_PROBLEM SET_.
**1)** Update the podcast episode page: rewrite everything from "This Week’s Guests" down to "of drug hunters.", putting "drug development" wherever "drug discovery" appears.
**2)** Which guests does the podcast episode page list under "This Week's Guests"?

The hunt to discover new pharmaceuticals in areas of high unmet need can be complex, time-consuming, and costly. For every life saving therapy that hits the market, thousands and even millions of candidate drugs are rejected. A new technology could be changing the way we home in on the most effective therapy: AI. The use of AI in drug discovery – whether through mining research or in highlighting new experimental insight – is one of the most exciting new sectors in the field. But how does it really work? What are the conditions needed to implement it? Is it really anything more than just a useful tool? In this episode of Invent: Life Sciences from TTP, we take a look at this fascinating new frontier for drug discovery.
Find out more on this week’s episode of Invent: Life Sciences from TTP.
This Week’s Guests
Dr. Sarah Morrow
Sarah is a Life Sciences Consultant at TTP, joining in 2020 after getting her PhD specialising in Organic Chemistry from the University of Oxford. Sarah brings a chemist’s perspective on the challenges encountered within drug discovery, as well as focusing on the technology – both hardware and software – that could enable and accelerate the field.
Aaron Morris
Aaron Morris is the CEO and co-founder of PostEra, a company building an end-to-end medicinal chemistry platform to advance drug discovery, using machine learning and AI to do so. After seeing the limiting nature of drug discovery on bio tech companies and pharma, Aaron set up PostEra to come in at this early stage and work alongside them to reduce these issues, and to serve the world’s ever expanding community of drug hunters.
Dr. Andreas Bender
Andreas Bender is a Professor of Life Sciences informatics interested in developing new life science data analysis methods for their application in drug discovery. After over a decade at Cambridge University working in molecular informatics, Andreas is now the CSO at Terra Lumina, a company building the world’s largest dataset of natural compounds, using AI that unlocks the connection between nature’s small molecules and the human body.

_DATA EXTRACT_.
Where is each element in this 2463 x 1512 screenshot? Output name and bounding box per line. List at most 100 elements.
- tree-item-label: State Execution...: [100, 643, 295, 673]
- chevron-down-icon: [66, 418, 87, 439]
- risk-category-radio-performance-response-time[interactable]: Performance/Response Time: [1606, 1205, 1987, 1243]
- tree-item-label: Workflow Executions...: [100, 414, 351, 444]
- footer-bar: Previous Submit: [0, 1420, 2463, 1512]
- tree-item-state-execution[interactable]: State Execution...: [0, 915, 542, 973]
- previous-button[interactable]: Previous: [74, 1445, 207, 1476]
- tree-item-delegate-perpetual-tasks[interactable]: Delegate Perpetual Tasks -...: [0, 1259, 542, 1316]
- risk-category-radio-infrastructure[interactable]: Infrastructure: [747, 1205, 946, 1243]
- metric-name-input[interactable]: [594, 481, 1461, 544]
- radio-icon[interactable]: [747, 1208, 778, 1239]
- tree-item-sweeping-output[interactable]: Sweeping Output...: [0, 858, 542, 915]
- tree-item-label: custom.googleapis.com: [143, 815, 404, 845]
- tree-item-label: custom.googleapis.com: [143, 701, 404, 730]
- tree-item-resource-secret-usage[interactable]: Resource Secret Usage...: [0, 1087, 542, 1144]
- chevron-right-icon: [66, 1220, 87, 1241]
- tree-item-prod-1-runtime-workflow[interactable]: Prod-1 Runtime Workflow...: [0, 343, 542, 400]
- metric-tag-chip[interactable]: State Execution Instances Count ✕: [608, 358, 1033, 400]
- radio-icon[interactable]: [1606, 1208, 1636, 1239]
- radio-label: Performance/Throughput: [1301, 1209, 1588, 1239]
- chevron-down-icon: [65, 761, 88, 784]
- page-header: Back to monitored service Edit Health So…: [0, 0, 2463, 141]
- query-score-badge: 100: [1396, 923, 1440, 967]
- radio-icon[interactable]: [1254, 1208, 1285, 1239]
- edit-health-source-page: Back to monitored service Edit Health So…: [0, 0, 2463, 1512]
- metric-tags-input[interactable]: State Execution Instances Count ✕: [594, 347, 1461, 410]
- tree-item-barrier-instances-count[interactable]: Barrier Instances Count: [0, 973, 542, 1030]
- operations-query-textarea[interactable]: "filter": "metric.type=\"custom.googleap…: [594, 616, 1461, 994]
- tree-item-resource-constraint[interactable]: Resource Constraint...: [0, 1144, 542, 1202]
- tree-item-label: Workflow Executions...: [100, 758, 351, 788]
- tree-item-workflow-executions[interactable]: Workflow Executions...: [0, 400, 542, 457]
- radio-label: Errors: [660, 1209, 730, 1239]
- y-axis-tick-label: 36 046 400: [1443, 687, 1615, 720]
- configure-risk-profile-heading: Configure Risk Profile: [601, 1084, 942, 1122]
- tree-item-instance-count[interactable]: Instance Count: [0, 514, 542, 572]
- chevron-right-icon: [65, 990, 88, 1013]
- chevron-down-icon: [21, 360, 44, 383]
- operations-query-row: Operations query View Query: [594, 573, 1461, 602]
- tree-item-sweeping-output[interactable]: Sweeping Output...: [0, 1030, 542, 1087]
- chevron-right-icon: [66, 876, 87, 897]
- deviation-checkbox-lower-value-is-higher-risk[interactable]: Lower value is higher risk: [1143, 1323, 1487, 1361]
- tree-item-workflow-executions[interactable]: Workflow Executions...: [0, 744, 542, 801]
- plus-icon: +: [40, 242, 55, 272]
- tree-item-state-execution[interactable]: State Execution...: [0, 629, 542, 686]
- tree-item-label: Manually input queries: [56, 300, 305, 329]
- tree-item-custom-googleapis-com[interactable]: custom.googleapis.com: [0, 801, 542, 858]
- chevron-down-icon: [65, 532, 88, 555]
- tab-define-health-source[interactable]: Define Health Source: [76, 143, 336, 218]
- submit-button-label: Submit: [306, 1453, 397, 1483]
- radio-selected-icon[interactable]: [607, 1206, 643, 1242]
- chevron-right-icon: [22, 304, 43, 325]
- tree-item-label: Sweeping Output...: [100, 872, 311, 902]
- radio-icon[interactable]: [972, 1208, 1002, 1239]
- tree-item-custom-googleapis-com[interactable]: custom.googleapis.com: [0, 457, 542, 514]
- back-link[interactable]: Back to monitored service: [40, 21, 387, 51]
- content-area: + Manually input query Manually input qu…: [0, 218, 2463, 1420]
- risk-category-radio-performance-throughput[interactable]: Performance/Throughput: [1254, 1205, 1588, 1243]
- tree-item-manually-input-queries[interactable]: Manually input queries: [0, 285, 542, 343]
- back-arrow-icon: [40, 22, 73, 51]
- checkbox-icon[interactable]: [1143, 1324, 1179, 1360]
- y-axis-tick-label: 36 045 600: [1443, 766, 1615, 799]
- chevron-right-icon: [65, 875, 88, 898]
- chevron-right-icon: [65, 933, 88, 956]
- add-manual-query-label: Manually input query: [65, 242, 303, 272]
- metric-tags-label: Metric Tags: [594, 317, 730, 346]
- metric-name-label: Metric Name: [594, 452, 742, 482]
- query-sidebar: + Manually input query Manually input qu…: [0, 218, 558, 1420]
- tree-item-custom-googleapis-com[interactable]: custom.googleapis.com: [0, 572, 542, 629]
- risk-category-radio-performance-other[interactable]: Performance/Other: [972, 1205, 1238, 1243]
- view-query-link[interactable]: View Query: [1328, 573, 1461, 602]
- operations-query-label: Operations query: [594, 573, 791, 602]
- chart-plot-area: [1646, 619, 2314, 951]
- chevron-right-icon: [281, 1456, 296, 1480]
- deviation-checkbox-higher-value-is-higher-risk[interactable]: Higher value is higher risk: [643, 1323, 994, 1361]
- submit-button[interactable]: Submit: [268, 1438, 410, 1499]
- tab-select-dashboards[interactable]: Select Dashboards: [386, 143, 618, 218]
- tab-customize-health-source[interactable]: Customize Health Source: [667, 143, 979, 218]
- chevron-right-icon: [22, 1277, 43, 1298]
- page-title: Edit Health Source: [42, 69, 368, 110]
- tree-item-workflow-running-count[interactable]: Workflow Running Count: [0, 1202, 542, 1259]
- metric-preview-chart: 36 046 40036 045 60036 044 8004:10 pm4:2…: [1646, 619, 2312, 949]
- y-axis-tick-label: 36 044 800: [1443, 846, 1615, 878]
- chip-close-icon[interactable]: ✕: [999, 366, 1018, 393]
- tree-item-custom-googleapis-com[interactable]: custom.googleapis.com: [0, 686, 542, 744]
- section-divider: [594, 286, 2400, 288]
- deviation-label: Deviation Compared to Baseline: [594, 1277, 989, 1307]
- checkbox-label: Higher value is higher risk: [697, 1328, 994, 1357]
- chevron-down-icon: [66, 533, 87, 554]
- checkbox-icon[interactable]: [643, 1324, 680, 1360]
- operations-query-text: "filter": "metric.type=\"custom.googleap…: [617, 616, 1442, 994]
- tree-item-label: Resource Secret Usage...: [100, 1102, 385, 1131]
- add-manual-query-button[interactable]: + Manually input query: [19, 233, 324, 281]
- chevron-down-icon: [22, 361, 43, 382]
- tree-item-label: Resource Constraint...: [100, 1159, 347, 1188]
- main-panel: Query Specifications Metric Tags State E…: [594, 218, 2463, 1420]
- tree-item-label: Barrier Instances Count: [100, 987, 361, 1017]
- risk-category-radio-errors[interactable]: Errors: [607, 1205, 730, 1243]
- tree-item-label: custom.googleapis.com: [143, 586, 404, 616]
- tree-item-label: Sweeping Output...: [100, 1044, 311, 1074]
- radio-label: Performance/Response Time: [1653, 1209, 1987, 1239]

_ANSWERS TO THIS EXERCISE_.
**1)**
This Week’s Guests
Dr. Sarah Morrow
Sarah is a Life Sciences Consultant at TTP, joining in 2020 after getting her PhD specialising in Organic Chemistry from the University of Oxford. Sarah brings a chemist’s perspective on the challenges encountered within drug development, as well as focusing on the technology – both hardware and software – that could enable and accelerate the field.
Aaron Morris
Aaron Morris is the CEO and co-founder of PostEra, a company building an end-to-end medicinal chemistry platform to advance drug development, using machine learning and AI to do so. After seeing the limiting nature of drug development on bio tech companies and pharma, Aaron set up PostEra to come in at this early stage and work alongside them to reduce these issues, and to serve the world’s ever expanding community of drug hunters.

**2)**
Dr. Sarah Morrow
Aaron Morris
Dr. Andreas Bender